Locate the lines that hold the string "headline". Copy every such line.

┌──

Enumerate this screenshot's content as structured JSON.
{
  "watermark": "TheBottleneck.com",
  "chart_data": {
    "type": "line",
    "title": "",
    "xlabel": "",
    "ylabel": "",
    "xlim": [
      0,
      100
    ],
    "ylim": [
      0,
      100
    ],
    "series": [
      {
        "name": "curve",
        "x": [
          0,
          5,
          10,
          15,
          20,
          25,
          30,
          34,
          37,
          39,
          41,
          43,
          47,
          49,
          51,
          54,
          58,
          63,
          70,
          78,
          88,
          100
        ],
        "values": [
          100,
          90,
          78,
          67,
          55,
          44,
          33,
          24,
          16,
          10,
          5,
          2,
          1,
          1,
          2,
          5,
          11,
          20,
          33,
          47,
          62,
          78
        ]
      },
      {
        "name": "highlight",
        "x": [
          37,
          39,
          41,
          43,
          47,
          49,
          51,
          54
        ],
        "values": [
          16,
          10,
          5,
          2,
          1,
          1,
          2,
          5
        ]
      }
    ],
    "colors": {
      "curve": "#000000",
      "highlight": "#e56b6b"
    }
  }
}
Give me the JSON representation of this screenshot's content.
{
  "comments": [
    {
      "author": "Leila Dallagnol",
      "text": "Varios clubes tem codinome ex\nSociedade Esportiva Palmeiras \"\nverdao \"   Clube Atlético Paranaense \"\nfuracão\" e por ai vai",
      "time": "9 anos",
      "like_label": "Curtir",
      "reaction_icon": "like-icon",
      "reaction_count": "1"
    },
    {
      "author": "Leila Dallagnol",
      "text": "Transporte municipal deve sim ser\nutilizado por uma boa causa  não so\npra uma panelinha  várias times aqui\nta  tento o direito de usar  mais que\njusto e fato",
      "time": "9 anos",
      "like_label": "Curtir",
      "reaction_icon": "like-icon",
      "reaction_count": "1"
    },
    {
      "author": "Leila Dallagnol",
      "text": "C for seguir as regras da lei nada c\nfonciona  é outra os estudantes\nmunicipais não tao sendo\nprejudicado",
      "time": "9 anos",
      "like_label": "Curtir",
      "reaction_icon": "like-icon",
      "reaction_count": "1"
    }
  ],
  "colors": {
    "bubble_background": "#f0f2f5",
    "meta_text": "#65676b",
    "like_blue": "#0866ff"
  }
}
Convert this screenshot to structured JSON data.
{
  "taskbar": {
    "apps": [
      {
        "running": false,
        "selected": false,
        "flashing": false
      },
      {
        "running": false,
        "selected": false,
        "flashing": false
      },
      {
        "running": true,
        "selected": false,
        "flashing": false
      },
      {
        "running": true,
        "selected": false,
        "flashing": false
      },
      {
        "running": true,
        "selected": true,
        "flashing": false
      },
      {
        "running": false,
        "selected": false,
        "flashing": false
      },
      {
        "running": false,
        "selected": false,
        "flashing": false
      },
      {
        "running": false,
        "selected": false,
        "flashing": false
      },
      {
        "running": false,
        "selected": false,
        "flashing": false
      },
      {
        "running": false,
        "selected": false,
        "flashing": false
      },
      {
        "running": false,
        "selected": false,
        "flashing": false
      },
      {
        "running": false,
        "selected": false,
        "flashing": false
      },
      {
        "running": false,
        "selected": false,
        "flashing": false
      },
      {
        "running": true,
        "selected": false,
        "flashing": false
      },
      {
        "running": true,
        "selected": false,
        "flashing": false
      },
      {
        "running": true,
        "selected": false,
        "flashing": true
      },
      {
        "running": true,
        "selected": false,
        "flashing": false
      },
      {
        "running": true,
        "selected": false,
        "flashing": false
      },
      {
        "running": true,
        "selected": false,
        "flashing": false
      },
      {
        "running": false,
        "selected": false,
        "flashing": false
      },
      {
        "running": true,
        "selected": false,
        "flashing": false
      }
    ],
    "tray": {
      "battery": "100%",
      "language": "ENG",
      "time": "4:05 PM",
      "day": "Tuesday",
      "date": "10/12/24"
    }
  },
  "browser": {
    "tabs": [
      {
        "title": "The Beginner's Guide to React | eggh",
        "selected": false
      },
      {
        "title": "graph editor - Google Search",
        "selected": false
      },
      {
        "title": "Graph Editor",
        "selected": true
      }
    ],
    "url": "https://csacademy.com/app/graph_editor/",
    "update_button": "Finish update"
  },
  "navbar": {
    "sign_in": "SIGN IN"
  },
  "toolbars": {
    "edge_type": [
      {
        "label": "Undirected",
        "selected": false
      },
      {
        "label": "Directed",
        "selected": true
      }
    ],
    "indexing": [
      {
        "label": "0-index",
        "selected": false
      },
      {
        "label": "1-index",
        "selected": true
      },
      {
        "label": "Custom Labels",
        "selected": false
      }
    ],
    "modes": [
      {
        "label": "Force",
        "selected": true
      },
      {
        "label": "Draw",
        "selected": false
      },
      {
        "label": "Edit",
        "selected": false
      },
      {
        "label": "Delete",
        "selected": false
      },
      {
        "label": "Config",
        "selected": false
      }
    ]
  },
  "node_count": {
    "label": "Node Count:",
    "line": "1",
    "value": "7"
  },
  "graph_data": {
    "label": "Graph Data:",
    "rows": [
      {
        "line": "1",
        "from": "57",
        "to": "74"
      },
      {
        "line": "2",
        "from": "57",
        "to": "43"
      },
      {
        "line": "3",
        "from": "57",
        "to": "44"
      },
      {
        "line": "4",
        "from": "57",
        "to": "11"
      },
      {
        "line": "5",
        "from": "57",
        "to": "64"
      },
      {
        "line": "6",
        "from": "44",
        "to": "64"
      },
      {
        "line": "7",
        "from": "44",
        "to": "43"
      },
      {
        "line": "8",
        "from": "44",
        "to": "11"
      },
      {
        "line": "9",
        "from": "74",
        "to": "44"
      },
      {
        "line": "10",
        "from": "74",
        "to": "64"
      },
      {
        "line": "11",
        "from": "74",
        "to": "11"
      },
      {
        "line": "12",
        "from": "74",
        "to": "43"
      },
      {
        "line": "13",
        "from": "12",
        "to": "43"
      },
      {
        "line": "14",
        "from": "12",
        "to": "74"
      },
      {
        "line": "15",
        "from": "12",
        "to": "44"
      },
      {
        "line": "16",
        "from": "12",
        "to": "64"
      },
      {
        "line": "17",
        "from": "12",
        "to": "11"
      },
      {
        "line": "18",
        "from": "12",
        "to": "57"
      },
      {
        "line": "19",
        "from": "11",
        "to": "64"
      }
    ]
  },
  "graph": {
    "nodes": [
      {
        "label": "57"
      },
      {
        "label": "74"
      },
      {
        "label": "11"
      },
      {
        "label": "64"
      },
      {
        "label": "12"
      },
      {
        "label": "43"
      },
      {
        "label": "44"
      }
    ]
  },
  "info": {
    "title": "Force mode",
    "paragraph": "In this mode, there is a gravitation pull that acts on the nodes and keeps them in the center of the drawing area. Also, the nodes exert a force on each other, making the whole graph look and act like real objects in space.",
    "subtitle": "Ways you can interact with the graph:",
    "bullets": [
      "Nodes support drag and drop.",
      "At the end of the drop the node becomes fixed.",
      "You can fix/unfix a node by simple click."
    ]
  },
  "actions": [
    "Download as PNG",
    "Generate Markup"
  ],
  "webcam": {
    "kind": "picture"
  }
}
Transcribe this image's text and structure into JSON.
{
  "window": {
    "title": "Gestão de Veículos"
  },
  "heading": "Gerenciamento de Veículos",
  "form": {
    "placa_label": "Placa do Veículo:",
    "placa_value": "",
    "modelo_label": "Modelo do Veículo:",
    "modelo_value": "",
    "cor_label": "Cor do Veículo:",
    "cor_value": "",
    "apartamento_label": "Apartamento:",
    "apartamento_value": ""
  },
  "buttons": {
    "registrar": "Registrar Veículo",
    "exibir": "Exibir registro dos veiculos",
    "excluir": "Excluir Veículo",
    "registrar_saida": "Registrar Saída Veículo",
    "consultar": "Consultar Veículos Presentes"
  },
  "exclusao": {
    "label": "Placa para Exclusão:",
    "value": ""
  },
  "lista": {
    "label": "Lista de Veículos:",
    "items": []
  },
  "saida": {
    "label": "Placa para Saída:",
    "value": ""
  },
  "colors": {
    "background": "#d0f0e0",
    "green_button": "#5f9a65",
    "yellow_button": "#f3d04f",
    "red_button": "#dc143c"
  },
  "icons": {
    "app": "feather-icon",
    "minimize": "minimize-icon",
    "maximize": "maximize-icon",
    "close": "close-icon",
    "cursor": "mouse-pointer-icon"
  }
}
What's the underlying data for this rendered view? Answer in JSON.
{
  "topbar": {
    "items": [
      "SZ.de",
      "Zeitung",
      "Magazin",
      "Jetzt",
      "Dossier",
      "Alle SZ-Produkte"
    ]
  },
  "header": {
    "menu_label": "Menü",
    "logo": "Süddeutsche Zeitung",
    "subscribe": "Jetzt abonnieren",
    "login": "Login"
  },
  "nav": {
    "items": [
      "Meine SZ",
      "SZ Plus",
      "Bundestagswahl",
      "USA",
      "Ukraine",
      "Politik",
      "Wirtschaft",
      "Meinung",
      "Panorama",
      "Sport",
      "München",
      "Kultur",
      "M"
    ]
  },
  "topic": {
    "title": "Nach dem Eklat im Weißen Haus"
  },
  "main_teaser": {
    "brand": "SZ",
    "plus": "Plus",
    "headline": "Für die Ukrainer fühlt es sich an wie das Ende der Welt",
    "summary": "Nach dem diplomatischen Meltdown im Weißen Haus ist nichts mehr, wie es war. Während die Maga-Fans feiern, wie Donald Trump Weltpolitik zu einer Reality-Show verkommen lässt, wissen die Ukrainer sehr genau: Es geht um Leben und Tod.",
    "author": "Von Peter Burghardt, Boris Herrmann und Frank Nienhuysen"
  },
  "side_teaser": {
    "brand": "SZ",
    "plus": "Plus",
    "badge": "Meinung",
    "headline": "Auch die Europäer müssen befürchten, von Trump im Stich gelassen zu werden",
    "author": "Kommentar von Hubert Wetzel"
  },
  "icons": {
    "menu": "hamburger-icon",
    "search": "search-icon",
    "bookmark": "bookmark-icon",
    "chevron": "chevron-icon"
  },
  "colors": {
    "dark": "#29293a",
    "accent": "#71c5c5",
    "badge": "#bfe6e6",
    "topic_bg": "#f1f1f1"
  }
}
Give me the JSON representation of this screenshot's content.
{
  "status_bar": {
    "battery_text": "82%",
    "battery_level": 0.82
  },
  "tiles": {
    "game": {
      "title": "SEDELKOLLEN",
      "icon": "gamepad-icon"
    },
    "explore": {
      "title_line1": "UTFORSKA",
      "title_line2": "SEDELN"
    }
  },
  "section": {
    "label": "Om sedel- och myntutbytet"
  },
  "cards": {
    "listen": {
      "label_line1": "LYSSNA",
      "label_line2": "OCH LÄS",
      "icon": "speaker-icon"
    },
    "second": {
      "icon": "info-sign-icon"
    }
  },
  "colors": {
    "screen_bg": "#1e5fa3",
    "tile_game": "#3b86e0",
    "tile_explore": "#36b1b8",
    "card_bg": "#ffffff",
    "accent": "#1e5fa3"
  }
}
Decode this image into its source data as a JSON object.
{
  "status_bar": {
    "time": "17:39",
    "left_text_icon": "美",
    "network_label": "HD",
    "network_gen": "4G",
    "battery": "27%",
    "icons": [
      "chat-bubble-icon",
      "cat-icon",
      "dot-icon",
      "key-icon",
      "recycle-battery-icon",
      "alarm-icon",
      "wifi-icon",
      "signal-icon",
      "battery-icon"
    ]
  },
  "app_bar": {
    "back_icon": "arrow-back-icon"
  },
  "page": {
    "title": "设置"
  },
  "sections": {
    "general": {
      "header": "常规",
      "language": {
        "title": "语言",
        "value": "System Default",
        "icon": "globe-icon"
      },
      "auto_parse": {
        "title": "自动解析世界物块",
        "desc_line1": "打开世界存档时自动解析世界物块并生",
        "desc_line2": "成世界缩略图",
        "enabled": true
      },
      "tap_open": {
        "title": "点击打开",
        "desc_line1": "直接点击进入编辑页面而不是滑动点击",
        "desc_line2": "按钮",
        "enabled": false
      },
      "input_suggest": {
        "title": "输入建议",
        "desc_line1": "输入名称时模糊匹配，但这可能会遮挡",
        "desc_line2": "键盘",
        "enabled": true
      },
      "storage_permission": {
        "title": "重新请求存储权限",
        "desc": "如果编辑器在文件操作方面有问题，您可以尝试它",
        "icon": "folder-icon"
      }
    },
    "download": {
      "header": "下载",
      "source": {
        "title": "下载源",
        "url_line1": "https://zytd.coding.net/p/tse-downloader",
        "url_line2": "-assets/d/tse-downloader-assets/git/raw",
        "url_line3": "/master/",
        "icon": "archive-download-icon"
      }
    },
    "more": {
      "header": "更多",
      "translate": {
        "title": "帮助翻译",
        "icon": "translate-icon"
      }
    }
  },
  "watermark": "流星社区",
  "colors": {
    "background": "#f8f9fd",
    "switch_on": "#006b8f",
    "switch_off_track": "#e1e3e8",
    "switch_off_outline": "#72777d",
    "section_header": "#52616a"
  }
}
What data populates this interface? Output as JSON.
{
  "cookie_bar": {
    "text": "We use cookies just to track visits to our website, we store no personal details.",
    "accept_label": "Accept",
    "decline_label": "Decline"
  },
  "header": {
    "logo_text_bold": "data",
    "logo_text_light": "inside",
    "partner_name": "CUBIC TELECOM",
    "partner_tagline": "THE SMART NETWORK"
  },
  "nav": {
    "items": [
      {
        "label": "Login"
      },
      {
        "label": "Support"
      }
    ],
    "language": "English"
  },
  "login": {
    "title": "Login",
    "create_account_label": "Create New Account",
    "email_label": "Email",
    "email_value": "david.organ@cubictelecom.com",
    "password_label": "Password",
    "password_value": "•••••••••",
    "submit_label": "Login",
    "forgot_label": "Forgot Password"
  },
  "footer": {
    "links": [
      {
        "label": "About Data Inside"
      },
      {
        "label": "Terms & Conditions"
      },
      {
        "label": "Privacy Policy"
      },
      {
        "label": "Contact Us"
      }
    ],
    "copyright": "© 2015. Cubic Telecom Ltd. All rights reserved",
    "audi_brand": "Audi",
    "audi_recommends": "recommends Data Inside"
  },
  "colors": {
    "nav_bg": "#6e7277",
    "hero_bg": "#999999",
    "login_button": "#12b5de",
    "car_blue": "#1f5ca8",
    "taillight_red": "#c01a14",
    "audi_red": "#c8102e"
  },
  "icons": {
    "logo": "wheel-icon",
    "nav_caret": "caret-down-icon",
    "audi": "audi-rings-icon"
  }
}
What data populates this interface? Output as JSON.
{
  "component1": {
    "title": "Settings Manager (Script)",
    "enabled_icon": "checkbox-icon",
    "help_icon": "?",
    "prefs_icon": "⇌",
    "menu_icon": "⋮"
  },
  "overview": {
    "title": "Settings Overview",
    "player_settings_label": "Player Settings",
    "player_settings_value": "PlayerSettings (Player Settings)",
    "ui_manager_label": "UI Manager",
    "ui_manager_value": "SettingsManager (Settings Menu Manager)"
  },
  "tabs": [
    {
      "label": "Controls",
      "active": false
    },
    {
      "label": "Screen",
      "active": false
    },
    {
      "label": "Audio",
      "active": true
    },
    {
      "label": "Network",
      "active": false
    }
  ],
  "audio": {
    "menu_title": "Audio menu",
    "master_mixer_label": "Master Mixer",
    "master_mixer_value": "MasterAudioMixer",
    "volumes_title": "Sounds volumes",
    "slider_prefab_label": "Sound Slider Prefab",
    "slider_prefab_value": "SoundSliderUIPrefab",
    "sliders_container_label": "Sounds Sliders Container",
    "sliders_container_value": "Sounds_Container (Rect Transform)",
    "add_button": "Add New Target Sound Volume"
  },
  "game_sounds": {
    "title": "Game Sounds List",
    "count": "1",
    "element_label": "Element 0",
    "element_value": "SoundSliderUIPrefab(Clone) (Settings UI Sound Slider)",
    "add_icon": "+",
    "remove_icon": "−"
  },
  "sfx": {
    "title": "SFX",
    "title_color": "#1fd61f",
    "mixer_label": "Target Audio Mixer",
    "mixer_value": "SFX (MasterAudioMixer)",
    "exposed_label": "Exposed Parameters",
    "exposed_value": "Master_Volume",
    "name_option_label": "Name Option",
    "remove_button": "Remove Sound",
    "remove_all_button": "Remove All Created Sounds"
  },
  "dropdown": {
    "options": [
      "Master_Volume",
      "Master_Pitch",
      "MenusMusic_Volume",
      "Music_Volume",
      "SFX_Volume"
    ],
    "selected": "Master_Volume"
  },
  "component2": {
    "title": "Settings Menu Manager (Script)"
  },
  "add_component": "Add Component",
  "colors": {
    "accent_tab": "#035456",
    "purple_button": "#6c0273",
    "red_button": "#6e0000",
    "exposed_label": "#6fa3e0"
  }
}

└──

**EXERCISE RESPONSE:**
    "headline": "Für die Ukrainer fühlt es sich an wie das Ende der Welt",
    "headline": "Auch die Europäer müssen befürchten, von Trump im Stich gelassen zu werden",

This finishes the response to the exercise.